TEXT SEGMENT:

##############################

Transcript of Issues of effectiveness, efficiency and equity in REDD implementation

Rights: An essential precondition for effectiveness, efficiency and equity in REDD

by William D. Sunderlin, Arild Angelsenand Timmons Roberts

“Rights, Forests and Climate Change”A joint conference convened by Rights and Resources Initiative & Rainforest Foundation Norway

Oslo, Norway, 15-17 October 2008

Structure of presentation

• Definition of terms

• Rights, forests, REDD and justice

• Consequences if no rights in REDD

• Problems, even with attention to rights in REDD

• How attention to rights assures effectiveness, efficiency, and equity in REDD

• Necessary steps for adequate attention to rights in REDD

• Summary and closing thoughts

Definition of terms

• Rights = tenure over land, trees, carbon, but also broader range of rights

• REDD = At the global level

Readiness funds (capacity building) An incentive mechanism (implementation of pay the polluter

principle) in a possible Copenhagen protocol

In national strategies: Implement similar incentive mechanisms through performance-

based pay to forest owners/users/managers Tenure and governance reforms Extra-sectoral policies

Definition of terms

• Effectiveness = to what extent REDD reduces GHGs

• Efficiency = to what extent REDD achieves goal at minimum cost

• Equity = to what extent REDD achieves fair distribution of cost and benefits in the program

Rights, forests, REDD and justice

• Few people in forests have statutory rights of ownership or access

• Long history of exclusion only recently beginning to head in a good direction

• Reasons for recognizing rights in forests predates REDD

• REDD threatens to worsen rights violations if rights not given adequate attention in REDD

• Conversely REDD can greatly assist fulfillment of rights if given adequate attention

• Rights in REDD should be seen not just as a means for effectiveness, efficiency, and equity within REDD, but as an end for attaining broader social justice goals

Consequences if no rights in REDD

(1) Contracts and benefits will go to the relatively few and large forest owners causing:

• Increasing inequality, resentment, and conflict in forest population (inequity), especially if large amounts of REDD funds attract powerful elites

• Reduced effectiveness and efficiency of REDD because of sub-optimal area of coverage

• Possibility of retaliatory sabotage by those left out, further reducing effectiveness and efficiency

Consequences if no rights in REDD

(2) Government will resort to renewed and increased state control to compensate for low area coverage, which will cause or aggravate:

• Anti-people, “guns and fences,” exclusionary models of forest conservation

• Possibility of evictions of people from forests they depend on for livelihoods

• Increased violation of tenure and other rights

• Possibility of retaliation by those whose rights and livelihoods are trodden upon, reducing effectiveness and efficiency further still

Consequences if no rights in REDD

(3) Aggravates the effects of moral hazard (rewards to deforesters and none to forest conservers) by restricting rewards to worst deforesters:

• For example, with no prior forest tenure reform, REDD benefits would go mainly to cattle ranchers in Central America, who are more likely to have land rights and to be worst deforesters

• This leads to cynicism, lack of identification with national forest conservation strategies, sabotage of REDD efforts, and further undermining of effectiveness and efficiency.

##############################

STUDY MATERIAL:
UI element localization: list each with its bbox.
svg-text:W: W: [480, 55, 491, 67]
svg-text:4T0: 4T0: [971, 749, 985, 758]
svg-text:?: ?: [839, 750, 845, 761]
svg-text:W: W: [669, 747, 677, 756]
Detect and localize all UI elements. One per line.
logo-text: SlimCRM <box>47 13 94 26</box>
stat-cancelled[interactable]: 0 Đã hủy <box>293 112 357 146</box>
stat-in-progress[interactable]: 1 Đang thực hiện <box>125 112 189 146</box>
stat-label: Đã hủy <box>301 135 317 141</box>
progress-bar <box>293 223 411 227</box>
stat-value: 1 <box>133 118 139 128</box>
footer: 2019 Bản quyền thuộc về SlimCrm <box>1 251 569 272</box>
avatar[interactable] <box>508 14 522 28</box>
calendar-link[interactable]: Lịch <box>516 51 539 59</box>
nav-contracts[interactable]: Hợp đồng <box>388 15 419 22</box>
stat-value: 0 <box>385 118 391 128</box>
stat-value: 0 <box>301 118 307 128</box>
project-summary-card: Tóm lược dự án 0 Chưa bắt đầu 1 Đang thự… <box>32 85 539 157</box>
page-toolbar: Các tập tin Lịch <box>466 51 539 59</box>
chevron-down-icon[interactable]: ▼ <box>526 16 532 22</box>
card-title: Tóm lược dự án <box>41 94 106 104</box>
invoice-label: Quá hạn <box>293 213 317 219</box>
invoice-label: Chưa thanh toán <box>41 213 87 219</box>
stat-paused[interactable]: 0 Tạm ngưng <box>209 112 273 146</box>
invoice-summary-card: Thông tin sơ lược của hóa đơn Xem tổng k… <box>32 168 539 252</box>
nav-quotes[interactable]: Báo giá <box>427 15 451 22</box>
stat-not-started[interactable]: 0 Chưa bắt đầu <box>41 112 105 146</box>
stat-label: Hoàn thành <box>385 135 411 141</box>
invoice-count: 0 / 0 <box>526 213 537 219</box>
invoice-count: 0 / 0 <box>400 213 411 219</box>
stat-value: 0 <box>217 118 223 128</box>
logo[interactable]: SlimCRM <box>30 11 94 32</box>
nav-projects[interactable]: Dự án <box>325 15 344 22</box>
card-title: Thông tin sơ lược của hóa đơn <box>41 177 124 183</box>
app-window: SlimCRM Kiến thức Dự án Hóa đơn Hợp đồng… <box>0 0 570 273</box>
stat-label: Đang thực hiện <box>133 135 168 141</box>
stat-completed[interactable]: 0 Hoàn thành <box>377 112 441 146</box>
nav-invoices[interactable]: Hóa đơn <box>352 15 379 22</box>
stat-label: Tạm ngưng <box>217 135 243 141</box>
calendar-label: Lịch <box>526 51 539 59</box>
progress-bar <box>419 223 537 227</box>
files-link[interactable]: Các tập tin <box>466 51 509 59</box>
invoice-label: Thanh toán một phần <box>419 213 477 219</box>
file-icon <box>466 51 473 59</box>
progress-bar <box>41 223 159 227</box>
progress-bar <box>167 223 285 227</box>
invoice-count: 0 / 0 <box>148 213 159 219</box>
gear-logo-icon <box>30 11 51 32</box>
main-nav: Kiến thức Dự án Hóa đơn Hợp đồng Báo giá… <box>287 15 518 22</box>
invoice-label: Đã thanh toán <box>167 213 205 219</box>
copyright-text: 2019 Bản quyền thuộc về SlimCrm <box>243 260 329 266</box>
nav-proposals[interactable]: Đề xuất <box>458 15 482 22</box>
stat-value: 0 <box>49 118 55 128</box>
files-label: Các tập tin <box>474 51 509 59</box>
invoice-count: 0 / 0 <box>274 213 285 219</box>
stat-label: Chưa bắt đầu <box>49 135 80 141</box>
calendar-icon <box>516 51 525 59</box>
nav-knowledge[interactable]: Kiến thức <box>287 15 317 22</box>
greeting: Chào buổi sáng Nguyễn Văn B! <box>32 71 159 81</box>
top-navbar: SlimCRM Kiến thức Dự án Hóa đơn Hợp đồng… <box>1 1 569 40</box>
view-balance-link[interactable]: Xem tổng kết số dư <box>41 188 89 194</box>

##############################

EXERCISE BRIEF: In the presentation on rights in REDD, how is "efficiency" defined? Rely on the text alone, not the rows.

EXERCISE RESPONSE: Efficiency is the extent to which REDD achieves its goal at minimum cost.